━━━━━ DATA LISTING

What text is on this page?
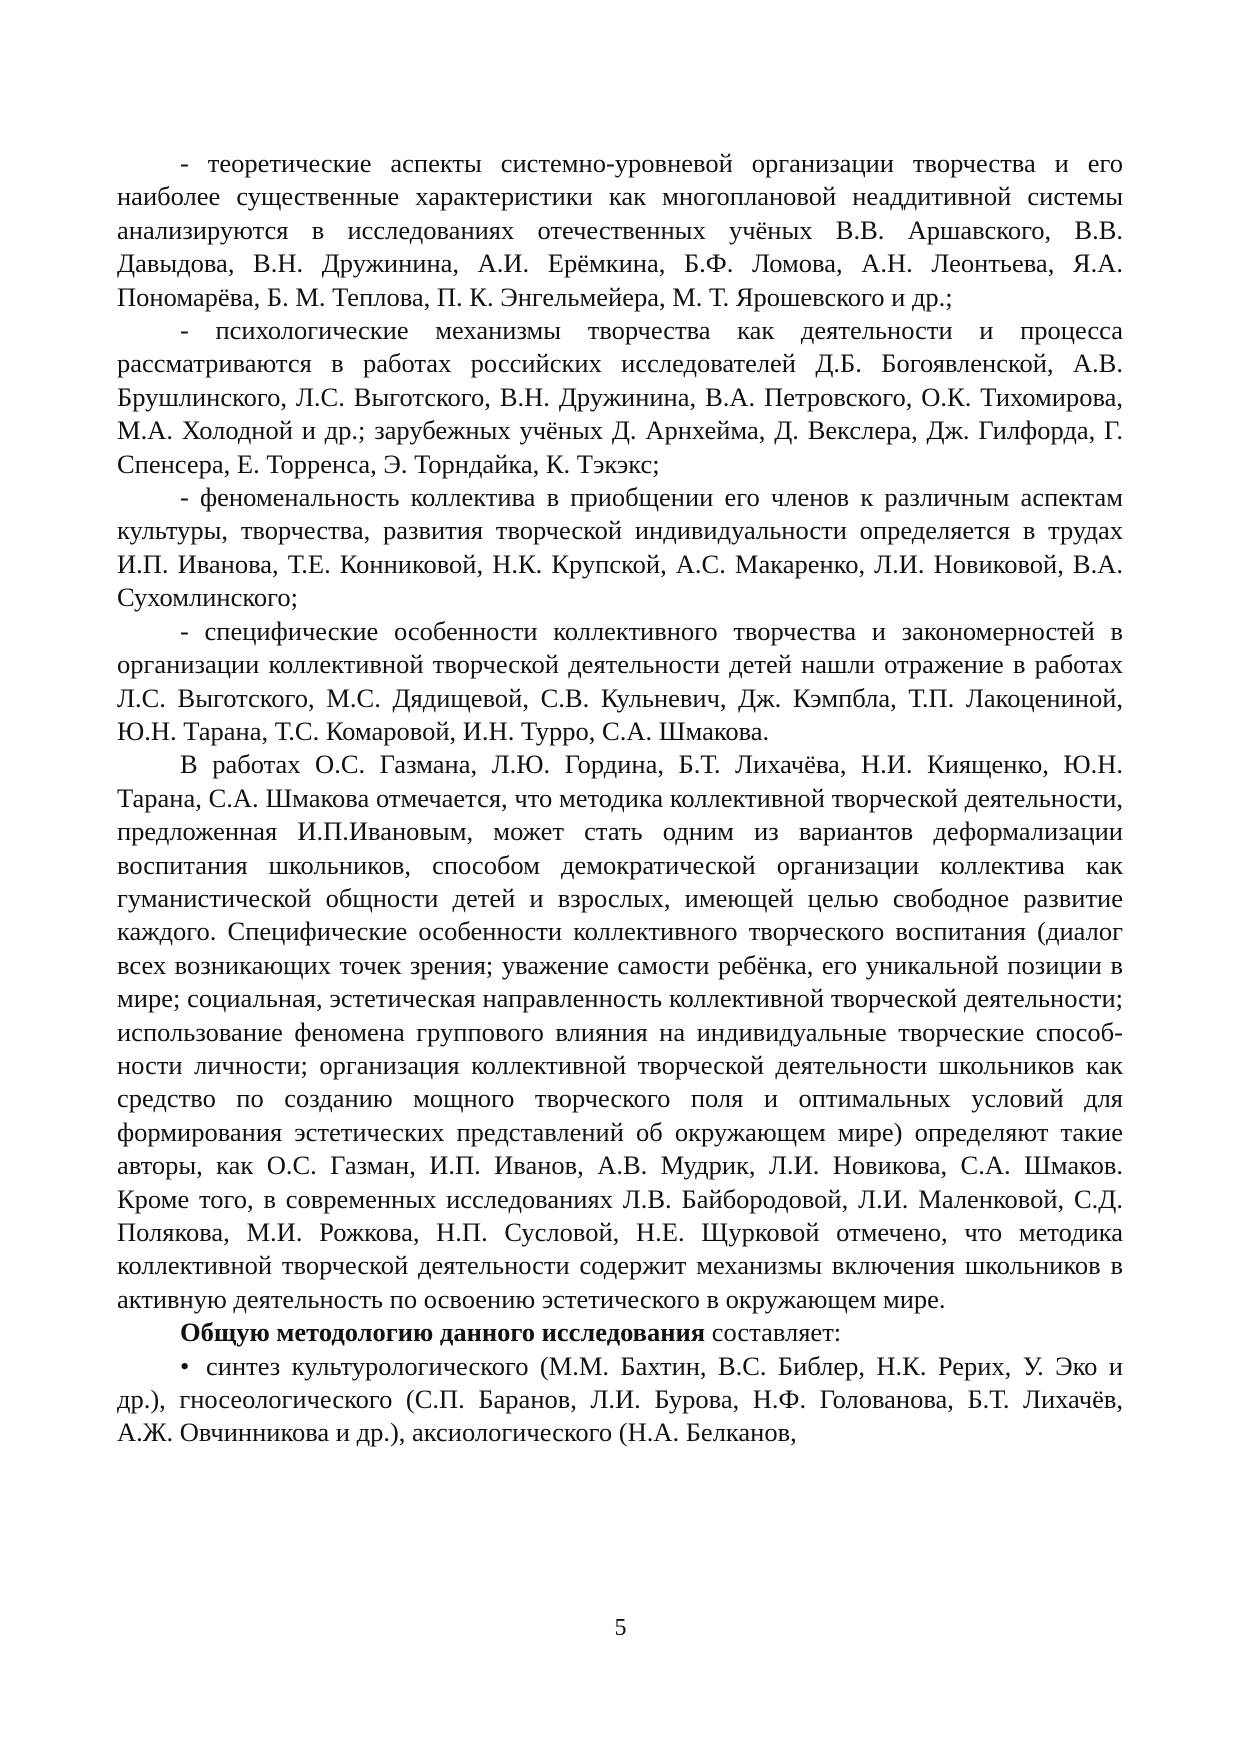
- теоретические аспекты системно-уровневой организации творчества и его наиболее существенные характеристики как многоплановой неаддитивной системы анализируются в исследованиях отечественных учёных В.В. Аршавского, В.В. Давыдова, В.Н. Дружинина, А.И. Ерёмкина, Б.Ф. Ломова, А.Н. Леонтьева, Я.А. Пономарёва, Б. М. Теплова, П. К. Энгельмейера, М. Т. Ярошевского и др.;

- психологические механизмы творчества как деятельности и процесса рассматриваются в работах российских исследователей Д.Б. Богоявленской, А.В. Брушлинского, Л.С. Выготского, В.Н. Дружинина, В.А. Петровского, О.К. Тихомирова, М.А. Холодной и др.; зарубежных учёных Д. Арнхейма, Д. Векслера, Дж. Гилфорда, Г. Спенсера, Е. Торренса, Э. Торндайка, К. Тэкэкс;

- феноменальность коллектива в приобщении его членов к различным аспектам культуры, творчества, развития творческой индивидуальности определяется в трудах И.П. Иванова, Т.Е. Конниковой, Н.К. Крупской, А.С. Макаренко, Л.И. Новиковой, В.А. Сухомлинского;

- специфические особенности коллективного творчества и закономерностей в организации коллективной творческой деятельности детей нашли отражение в работах Л.С. Выготского, М.С. Дядищевой, С.В. Кульневич, Дж. Кэмпбла, Т.П. Лакоцениной, Ю.Н. Тарана, Т.С. Комаровой, И.Н. Турро, С.А. Шмакова.

В работах О.С. Газмана, Л.Ю. Гордина, Б.Т. Лихачёва, Н.И. Киященко, Ю.Н. Тарана, С.А. Шмакова отмечается, что методика коллективной творческой деятельности, предложенная И.П.Ивановым, может стать одним из вариантов деформализации воспитания школьников, способом демократической организации коллектива как гуманистической общности детей и взрослых, имеющей целью свободное развитие каждого. Специфические особенности коллективного творческого воспитания (диалог всех возникающих точек зрения; уважение самости ребёнка, его уникальной позиции в мире; социальная, эстетическая направленность коллективной творческой деятельности; использование феномена группового влияния на индивидуальные творческие способности личности; организация коллективной творческой деятельности школьников как средство по созданию мощного творческого поля и оптимальных условий для формирования эстетических представлений об окружающем мире) определяют такие авторы, как О.С. Газман, И.П. Иванов, А.В. Мудрик, Л.И. Новикова, С.А. Шмаков. Кроме того, в современных исследованиях Л.В. Байбородовой, Л.И. Маленковой, С.Д. Полякова, М.И. Рожкова, Н.П. Сусловой, Н.Е. Щурковой отмечено, что методика коллективной творческой деятельности содержит механизмы включения школьников в активную деятельность по освоению эстетического в окружающем мире.

Общую методологию данного исследования составляет:

• синтез культурологического (М.М. Бахтин, В.С. Библер, Н.К. Рерих, У. Эко и др.), гносеологического (С.П. Баранов, Л.И. Бурова, Н.Ф. Голованова, Б.Т. Лихачёв, А.Ж. Овчинникова и др.), аксиологического (Н.А. Белканов,

5
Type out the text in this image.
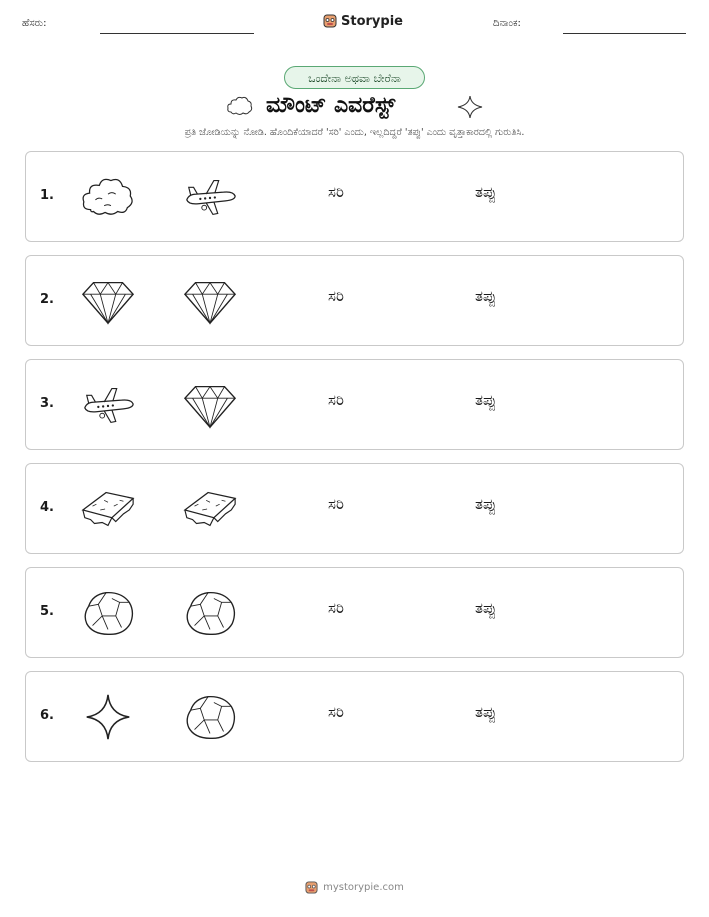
ಹೆಸರು:	Storypie	ದಿನಾಂಕ:
ಒಂದೇನಾ ಅಥವಾ ಬೇರೆನಾ
ಮೌಂಟ್ ಎವರೆಸ್ಟ್
ಪ್ರತಿ ಜೋಡಿಯನ್ನು ನೋಡಿ. ಹೊಂದಿಕೆಯಾದರೆ 'ಸರಿ' ಎಂದು, ಇಲ್ಲದಿದ್ದರೆ 'ತಪ್ಪು' ಎಂದು ವೃತ್ತಾಕಾರದಲ್ಲಿ ಗುರುತಿಸಿ.
1.	ಸರಿ	ತಪ್ಪು
2.	ಸರಿ	ತಪ್ಪು
3.	ಸರಿ	ತಪ್ಪು
4.	ಸರಿ	ತಪ್ಪು
5.	ಸರಿ	ತಪ್ಪು
6.	ಸರಿ	ತಪ್ಪು
mystorypie.com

━━━━━━━━━━

Without the pictures, restate all the entries above exactly.

▸ **RESPONSE TO THE TASK**
What text is on this page?
- теоретические аспекты системно-уровневой организации творчества и его наиболее существенные характеристики как многоплановой неаддитивной системы анализируются в исследованиях отечественных учёных В.В. Аршавского, В.В. Давыдова, В.Н. Дружинина, А.И. Ерёмкина, Б.Ф. Ломова, А.Н. Леонтьева, Я.А. Пономарёва, Б. М. Теплова, П. К. Энгельмейера, М. Т. Ярошевского и др.;

- психологические механизмы творчества как деятельности и процесса рассматриваются в работах российских исследователей Д.Б. Богоявленской, А.В. Брушлинского, Л.С. Выготского, В.Н. Дружинина, В.А. Петровского, О.К. Тихомирова, М.А. Холодной и др.; зарубежных учёных Д. Арнхейма, Д. Векслера, Дж. Гилфорда, Г. Спенсера, Е. Торренса, Э. Торндайка, К. Тэкэкс;

- феноменальность коллектива в приобщении его членов к различным аспектам культуры, творчества, развития творческой индивидуальности определяется в трудах И.П. Иванова, Т.Е. Конниковой, Н.К. Крупской, А.С. Макаренко, Л.И. Новиковой, В.А. Сухомлинского;

- специфические особенности коллективного творчества и закономерностей в организации коллективной творческой деятельности детей нашли отражение в работах Л.С. Выготского, М.С. Дядищевой, С.В. Кульневич, Дж. Кэмпбла, Т.П. Лакоцениной, Ю.Н. Тарана, Т.С. Комаровой, И.Н. Турро, С.А. Шмакова.

В работах О.С. Газмана, Л.Ю. Гордина, Б.Т. Лихачёва, Н.И. Киященко, Ю.Н. Тарана, С.А. Шмакова отмечается, что методика коллективной творческой деятельности, предложенная И.П.Ивановым, может стать одним из вариантов деформализации воспитания школьников, способом демократической организации коллектива как гуманистической общности детей и взрослых, имеющей целью свободное развитие каждого. Специфические особенности коллективного творческого воспитания (диалог всех возникающих точек зрения; уважение самости ребёнка, его уникальной позиции в мире; социальная, эстетическая направленность коллективной творческой деятельности; использование феномена группового влияния на индивидуальные творческие способности личности; организация коллективной творческой деятельности школьников как средство по созданию мощного творческого поля и оптимальных условий для формирования эстетических представлений об окружающем мире) определяют такие авторы, как О.С. Газман, И.П. Иванов, А.В. Мудрик, Л.И. Новикова, С.А. Шмаков. Кроме того, в современных исследованиях Л.В. Байбородовой, Л.И. Маленковой, С.Д. Полякова, М.И. Рожкова, Н.П. Сусловой, Н.Е. Щурковой отмечено, что методика коллективной творческой деятельности содержит механизмы включения школьников в активную деятельность по освоению эстетического в окружающем мире.

Общую методологию данного исследования составляет:

• синтез культурологического (М.М. Бахтин, В.С. Библер, Н.К. Рерих, У. Эко и др.), гносеологического (С.П. Баранов, Л.И. Бурова, Н.Ф. Голованова, Б.Т. Лихачёв, А.Ж. Овчинникова и др.), аксиологического (Н.А. Белканов,

5
Type out the text in this image.
ಹೆಸರು:	Storypie	ದಿನಾಂಕ:
ಒಂದೇನಾ ಅಥವಾ ಬೇರೆನಾ
ಮೌಂಟ್ ಎವರೆಸ್ಟ್
ಪ್ರತಿ ಜೋಡಿಯನ್ನು ನೋಡಿ. ಹೊಂದಿಕೆಯಾದರೆ 'ಸರಿ' ಎಂದು, ಇಲ್ಲದಿದ್ದರೆ 'ತಪ್ಪು' ಎಂದು ವೃತ್ತಾಕಾರದಲ್ಲಿ ಗುರುತಿಸಿ.
1.	ಸರಿ	ತಪ್ಪು
2.	ಸರಿ	ತಪ್ಪು
3.	ಸರಿ	ತಪ್ಪು
4.	ಸರಿ	ತಪ್ಪು
5.	ಸರಿ	ತಪ್ಪು
6.	ಸರಿ	ತಪ್ಪು
mystorypie.com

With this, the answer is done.